• **Input**:
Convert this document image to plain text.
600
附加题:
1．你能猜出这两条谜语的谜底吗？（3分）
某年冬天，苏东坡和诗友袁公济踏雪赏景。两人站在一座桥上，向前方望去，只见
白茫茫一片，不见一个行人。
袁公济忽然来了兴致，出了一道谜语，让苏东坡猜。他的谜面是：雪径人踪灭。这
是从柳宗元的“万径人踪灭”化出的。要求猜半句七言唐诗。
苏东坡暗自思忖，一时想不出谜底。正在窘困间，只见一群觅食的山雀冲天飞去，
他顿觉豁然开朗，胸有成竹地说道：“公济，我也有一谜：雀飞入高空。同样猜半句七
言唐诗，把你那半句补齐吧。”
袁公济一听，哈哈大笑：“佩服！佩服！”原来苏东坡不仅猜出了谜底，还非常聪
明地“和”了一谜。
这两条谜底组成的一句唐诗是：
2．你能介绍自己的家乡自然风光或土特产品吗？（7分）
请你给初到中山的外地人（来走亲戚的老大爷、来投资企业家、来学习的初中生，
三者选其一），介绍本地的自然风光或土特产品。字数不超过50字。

• **Problem details**:
Repeat the listing exactly, from its first line to its last.

• **Result**:
Convert this document image to plain text.
600
附加题:
1．你能猜出这两条谜语的谜底吗？（3分）
某年冬天，苏东坡和诗友袁公济踏雪赏景。两人站在一座桥上，向前方望去，只见
白茫茫一片，不见一个行人。
袁公济忽然来了兴致，出了一道谜语，让苏东坡猜。他的谜面是：雪径人踪灭。这
是从柳宗元的“万径人踪灭”化出的。要求猜半句七言唐诗。
苏东坡暗自思忖，一时想不出谜底。正在窘困间，只见一群觅食的山雀冲天飞去，
他顿觉豁然开朗，胸有成竹地说道：“公济，我也有一谜：雀飞入高空。同样猜半句七
言唐诗，把你那半句补齐吧。”
袁公济一听，哈哈大笑：“佩服！佩服！”原来苏东坡不仅猜出了谜底，还非常聪
明地“和”了一谜。
这两条谜底组成的一句唐诗是：
2．你能介绍自己的家乡自然风光或土特产品吗？（7分）
请你给初到中山的外地人（来走亲戚的老大爷、来投资企业家、来学习的初中生，
三者选其一），介绍本地的自然风光或土特产品。字数不超过50字。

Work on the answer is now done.